▶ **Goal**
Gather each line containing the string "semblables" from these entries.

(Extracted data entries)
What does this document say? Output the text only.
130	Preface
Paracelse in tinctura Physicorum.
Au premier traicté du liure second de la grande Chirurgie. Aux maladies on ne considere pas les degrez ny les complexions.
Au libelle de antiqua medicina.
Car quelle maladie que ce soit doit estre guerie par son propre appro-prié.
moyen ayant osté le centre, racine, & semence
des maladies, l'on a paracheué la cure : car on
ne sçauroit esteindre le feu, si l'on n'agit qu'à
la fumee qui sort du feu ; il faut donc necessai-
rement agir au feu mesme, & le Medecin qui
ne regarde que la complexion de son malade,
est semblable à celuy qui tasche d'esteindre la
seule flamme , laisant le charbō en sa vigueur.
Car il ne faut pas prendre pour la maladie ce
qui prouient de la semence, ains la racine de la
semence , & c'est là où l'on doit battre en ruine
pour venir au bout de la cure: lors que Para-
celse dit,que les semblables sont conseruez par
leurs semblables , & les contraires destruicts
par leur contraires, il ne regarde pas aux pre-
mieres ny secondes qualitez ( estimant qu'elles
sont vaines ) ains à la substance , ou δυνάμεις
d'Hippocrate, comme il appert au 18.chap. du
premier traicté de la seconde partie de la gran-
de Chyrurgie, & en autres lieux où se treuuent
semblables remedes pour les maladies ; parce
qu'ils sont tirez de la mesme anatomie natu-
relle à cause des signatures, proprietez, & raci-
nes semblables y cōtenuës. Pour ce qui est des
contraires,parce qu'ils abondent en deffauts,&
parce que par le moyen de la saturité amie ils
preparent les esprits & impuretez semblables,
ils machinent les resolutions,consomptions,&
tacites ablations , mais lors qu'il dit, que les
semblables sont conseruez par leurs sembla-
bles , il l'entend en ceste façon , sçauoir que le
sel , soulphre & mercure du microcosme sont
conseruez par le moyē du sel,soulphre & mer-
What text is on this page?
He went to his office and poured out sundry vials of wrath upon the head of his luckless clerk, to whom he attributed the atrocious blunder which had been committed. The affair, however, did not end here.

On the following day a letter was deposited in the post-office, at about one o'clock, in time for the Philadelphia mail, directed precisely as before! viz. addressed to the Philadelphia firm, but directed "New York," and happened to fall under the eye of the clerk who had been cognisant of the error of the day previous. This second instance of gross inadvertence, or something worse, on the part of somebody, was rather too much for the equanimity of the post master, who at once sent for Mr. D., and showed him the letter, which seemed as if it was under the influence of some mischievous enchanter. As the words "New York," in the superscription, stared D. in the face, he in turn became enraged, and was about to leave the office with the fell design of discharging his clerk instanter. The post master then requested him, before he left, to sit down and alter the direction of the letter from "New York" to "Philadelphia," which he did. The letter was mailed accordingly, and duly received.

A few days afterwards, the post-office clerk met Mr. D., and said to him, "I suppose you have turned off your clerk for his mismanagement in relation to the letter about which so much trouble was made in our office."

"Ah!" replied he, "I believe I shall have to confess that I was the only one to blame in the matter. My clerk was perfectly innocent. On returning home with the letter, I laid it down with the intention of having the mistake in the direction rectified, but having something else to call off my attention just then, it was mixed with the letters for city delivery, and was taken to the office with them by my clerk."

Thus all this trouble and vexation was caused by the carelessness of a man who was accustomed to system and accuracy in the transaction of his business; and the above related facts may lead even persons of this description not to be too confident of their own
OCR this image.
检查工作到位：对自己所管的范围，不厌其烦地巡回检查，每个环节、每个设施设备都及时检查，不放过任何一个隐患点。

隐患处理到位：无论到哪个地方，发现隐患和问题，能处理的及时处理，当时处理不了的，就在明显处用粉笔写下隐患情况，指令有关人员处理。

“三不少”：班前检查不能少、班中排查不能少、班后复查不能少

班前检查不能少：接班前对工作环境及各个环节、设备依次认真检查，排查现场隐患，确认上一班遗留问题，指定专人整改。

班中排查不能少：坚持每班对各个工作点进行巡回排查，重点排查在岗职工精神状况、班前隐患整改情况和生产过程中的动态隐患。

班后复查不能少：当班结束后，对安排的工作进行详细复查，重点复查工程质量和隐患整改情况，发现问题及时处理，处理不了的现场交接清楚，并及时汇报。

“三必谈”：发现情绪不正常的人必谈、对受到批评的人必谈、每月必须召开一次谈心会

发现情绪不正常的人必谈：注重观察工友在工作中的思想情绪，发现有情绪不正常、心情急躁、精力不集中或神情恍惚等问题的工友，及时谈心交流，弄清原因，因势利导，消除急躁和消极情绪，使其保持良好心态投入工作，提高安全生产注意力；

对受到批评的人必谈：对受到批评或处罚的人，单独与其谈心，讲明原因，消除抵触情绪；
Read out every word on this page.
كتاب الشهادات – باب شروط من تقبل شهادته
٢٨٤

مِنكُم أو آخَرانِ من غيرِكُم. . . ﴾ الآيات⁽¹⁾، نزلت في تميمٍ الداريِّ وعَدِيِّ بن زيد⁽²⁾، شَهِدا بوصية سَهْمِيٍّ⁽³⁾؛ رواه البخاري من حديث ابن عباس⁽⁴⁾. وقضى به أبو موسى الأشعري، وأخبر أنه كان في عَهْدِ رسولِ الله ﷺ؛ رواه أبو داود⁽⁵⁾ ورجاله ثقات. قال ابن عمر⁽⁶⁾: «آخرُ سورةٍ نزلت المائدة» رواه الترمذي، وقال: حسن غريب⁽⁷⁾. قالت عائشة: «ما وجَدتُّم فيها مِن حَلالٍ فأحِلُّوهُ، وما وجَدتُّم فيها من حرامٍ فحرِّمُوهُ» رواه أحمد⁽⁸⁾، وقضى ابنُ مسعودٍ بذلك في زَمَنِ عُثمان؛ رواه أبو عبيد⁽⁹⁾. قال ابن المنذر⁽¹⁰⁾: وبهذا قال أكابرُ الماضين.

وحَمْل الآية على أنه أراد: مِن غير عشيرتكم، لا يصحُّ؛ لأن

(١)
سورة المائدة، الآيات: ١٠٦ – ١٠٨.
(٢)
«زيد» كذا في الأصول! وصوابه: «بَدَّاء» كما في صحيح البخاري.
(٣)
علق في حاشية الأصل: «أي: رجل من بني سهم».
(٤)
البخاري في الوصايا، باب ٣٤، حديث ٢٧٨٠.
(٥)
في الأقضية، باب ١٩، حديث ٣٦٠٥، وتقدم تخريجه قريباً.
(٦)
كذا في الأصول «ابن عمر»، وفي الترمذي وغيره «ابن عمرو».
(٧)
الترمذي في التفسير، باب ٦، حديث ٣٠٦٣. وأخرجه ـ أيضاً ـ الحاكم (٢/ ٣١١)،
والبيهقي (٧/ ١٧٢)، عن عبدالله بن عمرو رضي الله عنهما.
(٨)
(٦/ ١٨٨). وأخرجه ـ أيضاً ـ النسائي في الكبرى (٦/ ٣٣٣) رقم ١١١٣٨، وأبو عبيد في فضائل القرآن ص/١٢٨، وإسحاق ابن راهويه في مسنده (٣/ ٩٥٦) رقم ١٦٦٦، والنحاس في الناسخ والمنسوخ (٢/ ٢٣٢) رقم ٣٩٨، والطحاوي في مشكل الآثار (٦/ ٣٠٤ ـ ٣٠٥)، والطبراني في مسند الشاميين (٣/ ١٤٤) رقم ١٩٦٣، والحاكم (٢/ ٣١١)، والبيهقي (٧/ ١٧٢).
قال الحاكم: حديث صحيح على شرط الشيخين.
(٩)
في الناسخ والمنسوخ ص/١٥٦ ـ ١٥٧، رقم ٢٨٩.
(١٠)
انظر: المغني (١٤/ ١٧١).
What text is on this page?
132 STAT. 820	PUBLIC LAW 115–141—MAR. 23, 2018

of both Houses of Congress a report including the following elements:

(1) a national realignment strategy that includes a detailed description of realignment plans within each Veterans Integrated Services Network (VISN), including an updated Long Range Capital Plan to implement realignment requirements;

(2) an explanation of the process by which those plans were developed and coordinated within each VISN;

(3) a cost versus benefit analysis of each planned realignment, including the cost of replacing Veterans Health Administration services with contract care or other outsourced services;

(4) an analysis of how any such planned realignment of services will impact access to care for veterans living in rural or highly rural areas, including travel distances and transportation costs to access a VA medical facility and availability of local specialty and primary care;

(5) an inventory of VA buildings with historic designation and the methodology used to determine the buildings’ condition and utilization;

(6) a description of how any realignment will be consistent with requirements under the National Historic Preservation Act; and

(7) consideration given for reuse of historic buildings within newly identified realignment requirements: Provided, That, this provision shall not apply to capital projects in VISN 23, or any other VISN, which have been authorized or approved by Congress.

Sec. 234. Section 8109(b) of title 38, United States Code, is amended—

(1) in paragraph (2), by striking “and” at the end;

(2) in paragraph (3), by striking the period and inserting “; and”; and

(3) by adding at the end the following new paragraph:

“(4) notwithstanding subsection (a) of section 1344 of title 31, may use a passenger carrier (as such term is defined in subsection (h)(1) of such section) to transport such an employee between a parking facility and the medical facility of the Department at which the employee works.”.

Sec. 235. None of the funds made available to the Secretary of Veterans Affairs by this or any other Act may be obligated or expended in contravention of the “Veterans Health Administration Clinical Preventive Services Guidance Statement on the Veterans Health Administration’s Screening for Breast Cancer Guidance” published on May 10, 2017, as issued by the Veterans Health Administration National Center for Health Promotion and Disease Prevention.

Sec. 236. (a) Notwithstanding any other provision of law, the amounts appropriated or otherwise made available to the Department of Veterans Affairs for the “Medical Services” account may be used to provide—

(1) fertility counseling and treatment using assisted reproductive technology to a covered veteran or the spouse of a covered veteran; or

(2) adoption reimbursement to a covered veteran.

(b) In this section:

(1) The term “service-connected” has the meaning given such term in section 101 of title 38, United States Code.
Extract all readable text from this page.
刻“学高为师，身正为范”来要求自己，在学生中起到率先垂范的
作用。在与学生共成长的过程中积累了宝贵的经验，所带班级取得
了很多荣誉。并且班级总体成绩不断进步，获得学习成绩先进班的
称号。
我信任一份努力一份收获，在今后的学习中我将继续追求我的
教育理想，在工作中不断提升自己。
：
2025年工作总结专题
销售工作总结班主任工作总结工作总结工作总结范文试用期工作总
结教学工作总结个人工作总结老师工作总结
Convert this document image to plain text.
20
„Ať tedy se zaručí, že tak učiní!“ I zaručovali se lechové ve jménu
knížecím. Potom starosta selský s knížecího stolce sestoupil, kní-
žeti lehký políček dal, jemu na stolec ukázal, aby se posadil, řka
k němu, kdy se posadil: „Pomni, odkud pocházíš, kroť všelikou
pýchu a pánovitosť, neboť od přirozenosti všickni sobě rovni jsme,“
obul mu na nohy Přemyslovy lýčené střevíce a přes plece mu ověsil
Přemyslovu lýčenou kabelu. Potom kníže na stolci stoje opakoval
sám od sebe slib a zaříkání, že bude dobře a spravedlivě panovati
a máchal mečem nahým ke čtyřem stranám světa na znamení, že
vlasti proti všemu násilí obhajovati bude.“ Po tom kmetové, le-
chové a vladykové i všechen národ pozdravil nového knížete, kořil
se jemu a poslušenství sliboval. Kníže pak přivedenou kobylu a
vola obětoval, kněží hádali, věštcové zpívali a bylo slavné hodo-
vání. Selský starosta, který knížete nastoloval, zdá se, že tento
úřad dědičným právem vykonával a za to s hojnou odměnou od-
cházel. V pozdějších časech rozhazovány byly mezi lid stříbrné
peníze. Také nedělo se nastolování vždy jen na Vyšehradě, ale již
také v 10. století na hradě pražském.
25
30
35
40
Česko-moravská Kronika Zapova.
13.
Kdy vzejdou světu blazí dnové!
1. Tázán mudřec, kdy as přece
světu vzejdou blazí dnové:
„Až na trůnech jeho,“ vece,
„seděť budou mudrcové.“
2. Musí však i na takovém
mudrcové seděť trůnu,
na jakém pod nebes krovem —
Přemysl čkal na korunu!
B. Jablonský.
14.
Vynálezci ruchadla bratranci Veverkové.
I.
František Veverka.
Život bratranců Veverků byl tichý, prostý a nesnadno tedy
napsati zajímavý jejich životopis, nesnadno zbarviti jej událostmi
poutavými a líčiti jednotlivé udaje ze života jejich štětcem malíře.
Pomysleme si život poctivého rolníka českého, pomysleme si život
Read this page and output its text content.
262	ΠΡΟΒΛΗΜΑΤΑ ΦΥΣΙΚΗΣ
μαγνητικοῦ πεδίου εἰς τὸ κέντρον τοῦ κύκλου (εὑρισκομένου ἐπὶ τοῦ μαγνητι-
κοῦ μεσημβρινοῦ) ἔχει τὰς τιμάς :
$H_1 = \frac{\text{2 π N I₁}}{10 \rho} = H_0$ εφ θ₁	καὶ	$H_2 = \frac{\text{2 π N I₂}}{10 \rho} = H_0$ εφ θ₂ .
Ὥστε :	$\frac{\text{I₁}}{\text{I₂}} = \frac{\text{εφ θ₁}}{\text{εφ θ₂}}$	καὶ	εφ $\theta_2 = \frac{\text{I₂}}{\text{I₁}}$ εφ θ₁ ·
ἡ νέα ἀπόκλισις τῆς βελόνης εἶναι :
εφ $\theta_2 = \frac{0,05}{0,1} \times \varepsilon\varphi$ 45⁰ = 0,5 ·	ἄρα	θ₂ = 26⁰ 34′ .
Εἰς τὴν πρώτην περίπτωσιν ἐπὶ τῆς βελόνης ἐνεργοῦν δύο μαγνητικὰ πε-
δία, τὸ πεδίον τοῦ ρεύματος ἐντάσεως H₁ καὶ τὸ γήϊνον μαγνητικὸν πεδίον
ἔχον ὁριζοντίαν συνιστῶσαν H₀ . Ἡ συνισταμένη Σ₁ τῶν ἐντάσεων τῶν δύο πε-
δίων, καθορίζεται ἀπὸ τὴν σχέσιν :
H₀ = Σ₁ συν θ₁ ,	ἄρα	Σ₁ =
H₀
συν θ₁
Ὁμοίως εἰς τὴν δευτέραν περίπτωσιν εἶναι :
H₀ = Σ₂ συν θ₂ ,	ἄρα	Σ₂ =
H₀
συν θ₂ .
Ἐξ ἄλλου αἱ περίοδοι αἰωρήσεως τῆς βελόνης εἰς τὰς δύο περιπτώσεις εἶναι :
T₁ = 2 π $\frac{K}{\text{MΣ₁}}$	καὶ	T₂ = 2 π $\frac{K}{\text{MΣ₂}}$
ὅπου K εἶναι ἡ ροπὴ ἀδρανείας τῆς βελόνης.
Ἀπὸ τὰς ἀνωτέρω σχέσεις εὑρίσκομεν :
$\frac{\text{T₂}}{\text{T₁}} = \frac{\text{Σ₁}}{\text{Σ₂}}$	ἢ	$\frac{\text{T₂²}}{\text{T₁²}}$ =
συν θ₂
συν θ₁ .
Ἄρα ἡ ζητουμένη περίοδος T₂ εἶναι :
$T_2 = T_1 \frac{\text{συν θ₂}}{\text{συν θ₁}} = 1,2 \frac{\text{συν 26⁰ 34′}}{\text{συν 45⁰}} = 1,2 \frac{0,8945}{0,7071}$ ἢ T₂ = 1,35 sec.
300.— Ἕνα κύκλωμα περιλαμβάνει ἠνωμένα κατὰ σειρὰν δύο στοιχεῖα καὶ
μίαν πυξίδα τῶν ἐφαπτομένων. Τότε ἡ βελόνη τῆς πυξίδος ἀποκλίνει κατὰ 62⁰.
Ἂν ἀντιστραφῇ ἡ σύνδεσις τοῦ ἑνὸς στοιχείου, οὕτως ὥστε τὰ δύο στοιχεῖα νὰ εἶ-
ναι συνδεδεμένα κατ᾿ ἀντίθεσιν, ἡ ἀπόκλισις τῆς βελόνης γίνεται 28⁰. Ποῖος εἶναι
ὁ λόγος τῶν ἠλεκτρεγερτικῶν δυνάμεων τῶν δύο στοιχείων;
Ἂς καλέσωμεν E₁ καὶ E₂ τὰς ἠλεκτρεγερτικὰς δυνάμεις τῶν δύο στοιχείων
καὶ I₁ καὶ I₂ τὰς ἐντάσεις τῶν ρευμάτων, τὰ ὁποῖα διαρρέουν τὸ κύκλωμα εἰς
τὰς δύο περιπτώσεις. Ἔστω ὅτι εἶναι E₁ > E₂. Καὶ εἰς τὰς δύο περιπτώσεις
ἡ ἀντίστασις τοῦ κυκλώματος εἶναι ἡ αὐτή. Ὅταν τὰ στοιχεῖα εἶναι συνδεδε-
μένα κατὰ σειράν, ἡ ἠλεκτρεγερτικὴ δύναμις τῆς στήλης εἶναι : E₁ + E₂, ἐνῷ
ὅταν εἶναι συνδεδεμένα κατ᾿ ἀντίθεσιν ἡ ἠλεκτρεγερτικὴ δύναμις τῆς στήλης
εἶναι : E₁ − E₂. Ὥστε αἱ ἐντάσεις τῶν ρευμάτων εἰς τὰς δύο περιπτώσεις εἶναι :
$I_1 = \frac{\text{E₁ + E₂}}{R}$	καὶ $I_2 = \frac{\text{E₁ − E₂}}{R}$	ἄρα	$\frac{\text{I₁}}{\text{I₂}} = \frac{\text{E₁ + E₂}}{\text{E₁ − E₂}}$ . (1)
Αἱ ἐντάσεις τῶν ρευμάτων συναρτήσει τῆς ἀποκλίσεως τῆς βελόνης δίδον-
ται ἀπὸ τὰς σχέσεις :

▶ **Complete answer**
celse dit,que les semblables sont conseruez par
leurs semblables , & les contraires destruicts
semblables remedes pour les maladies ; parce
nes semblables y cōtenuës. Pour ce qui est des
preparent les esprits & impuretez semblables,
semblables sont conseruez par leurs sembla-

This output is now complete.